Exercise inputs:
+ + + + + + +

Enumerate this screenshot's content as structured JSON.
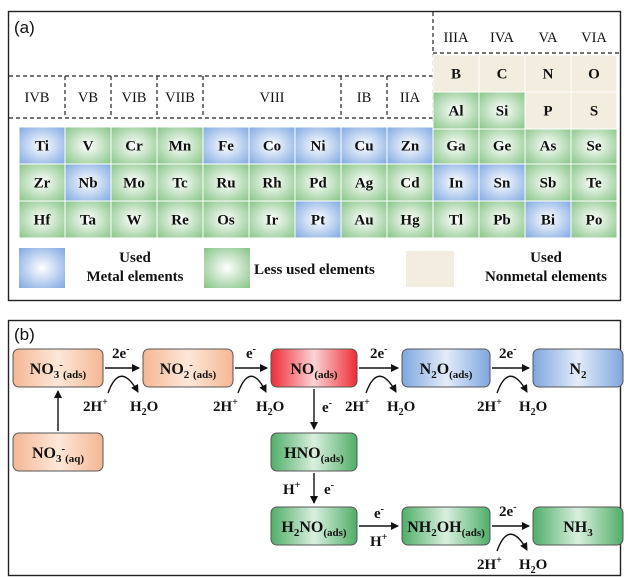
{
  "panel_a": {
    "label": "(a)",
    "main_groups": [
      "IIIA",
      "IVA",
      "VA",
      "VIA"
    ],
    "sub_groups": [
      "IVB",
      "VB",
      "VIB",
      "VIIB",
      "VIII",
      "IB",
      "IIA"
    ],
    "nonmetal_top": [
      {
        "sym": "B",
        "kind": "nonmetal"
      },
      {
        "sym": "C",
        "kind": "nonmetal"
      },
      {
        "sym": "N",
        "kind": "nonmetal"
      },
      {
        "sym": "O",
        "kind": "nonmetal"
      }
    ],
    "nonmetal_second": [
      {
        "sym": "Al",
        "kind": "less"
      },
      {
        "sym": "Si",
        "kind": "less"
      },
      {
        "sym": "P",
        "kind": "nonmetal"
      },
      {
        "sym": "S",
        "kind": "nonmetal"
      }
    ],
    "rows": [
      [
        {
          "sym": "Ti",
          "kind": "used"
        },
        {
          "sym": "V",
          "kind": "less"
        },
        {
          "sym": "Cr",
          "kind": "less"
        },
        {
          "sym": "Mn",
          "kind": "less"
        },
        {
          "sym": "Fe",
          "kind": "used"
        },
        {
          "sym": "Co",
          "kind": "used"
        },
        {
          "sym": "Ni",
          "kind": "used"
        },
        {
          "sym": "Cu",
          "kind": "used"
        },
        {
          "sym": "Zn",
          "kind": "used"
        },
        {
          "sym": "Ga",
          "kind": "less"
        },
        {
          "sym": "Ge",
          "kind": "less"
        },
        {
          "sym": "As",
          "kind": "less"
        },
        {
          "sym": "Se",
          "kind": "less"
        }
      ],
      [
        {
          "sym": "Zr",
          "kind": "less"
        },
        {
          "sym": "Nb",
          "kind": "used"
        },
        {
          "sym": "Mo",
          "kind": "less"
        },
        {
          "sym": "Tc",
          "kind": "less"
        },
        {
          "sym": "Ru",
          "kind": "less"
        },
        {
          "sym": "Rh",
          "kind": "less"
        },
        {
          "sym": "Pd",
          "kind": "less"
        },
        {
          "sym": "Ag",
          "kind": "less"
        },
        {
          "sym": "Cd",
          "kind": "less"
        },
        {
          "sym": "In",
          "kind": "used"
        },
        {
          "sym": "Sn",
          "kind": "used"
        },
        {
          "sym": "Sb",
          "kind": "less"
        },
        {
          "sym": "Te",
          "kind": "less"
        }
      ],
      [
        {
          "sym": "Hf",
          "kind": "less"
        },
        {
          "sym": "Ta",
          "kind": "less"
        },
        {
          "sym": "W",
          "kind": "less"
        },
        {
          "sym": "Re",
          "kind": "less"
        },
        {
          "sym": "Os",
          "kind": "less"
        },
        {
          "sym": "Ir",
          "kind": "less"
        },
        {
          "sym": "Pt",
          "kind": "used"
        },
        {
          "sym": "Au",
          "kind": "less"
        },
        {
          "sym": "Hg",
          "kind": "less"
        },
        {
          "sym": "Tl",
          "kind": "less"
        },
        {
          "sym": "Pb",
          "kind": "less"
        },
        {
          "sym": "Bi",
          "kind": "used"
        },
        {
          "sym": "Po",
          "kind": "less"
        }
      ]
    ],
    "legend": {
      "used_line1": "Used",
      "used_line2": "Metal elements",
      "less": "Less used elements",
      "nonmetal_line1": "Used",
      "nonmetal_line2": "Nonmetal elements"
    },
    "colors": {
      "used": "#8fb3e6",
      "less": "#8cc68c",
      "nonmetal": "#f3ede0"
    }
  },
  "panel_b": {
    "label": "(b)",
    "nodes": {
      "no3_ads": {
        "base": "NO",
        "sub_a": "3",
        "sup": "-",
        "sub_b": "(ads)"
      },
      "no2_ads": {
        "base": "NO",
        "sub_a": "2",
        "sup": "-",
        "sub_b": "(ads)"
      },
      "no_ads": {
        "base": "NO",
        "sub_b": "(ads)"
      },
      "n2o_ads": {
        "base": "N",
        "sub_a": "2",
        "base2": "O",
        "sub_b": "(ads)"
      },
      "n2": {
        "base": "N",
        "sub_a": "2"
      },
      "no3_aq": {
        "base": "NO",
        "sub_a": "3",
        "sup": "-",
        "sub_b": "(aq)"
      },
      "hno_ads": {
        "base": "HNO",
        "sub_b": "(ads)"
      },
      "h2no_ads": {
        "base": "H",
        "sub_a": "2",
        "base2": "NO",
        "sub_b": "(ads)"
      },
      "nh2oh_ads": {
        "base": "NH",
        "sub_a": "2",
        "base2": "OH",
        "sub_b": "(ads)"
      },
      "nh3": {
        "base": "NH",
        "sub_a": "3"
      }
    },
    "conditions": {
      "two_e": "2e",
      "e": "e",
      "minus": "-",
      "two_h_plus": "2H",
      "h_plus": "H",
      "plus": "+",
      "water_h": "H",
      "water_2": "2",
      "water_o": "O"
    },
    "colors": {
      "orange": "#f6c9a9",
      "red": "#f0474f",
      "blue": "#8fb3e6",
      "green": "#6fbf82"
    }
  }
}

+ + + + + + +

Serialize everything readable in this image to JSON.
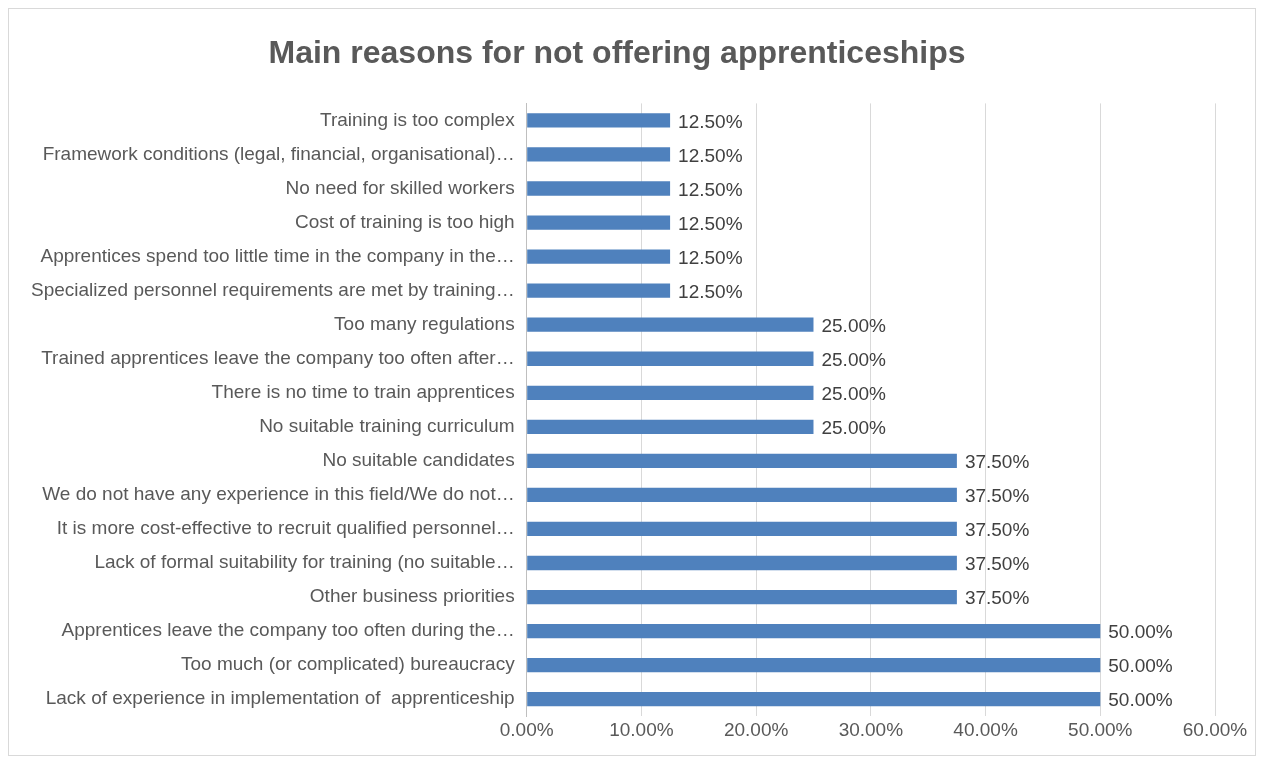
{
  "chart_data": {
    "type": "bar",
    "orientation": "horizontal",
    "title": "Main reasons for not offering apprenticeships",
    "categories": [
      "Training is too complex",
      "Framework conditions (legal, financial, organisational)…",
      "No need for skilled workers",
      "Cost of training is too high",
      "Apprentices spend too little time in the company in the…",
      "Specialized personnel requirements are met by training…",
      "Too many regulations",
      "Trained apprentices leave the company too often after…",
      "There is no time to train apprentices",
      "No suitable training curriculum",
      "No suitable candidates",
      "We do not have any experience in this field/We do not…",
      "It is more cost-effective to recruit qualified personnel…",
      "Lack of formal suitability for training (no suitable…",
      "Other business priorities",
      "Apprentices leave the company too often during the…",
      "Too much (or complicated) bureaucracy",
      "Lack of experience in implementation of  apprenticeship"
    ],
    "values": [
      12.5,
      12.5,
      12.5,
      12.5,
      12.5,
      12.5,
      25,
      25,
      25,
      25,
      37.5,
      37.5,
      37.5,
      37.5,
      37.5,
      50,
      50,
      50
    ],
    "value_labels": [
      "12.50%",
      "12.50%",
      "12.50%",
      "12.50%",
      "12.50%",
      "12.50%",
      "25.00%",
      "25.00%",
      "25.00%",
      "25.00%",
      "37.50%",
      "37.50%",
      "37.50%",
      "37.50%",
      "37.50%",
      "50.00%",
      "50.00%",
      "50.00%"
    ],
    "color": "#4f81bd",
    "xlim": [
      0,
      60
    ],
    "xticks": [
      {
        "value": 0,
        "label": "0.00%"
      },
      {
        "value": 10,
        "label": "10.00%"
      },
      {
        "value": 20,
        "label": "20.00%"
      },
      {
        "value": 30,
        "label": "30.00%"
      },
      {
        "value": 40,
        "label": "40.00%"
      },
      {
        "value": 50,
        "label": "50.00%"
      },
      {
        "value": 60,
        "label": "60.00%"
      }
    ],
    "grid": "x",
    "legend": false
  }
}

+ + + + + + +

To do: From the material above, copy each line that includes the word "time".

Output for this task:
      "Apprentices spend too little time in the company in the…",
      "There is no time to train apprentices",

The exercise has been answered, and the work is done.